_What this task involves_
Where the string "rozdziału" occurs in the material below, report the whole line.

_Listed entries_
----
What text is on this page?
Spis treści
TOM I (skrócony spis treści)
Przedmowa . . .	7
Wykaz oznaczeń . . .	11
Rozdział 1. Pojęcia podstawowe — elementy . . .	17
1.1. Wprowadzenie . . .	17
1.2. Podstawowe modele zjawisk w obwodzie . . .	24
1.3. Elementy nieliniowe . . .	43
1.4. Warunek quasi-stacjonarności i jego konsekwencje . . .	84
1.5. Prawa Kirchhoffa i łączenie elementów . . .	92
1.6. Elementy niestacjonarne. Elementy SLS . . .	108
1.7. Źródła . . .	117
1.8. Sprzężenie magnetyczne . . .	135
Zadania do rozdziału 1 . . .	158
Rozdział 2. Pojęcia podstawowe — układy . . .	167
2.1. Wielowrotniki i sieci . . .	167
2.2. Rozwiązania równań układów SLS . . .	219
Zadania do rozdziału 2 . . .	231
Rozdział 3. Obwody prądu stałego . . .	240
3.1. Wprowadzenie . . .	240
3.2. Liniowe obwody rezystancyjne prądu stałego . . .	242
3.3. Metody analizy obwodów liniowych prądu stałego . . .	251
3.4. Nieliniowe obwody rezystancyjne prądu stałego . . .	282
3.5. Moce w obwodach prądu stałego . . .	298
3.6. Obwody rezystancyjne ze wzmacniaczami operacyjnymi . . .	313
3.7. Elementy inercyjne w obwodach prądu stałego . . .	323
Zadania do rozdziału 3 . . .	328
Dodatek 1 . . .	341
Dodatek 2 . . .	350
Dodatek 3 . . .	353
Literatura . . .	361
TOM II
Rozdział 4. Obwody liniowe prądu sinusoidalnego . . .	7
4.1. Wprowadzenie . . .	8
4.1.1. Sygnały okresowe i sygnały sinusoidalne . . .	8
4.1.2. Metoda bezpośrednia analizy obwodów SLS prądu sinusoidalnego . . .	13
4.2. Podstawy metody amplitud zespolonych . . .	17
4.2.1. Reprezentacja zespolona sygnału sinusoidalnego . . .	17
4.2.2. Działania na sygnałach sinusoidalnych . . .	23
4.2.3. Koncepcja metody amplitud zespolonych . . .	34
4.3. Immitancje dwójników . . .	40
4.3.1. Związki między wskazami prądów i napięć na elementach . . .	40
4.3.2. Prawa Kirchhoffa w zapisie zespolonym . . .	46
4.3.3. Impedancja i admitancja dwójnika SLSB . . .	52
----
_Exercise response_
Zadania do rozdziału 1 . . .	158
Zadania do rozdziału 2 . . .	231
Zadania do rozdziału 3 . . .	328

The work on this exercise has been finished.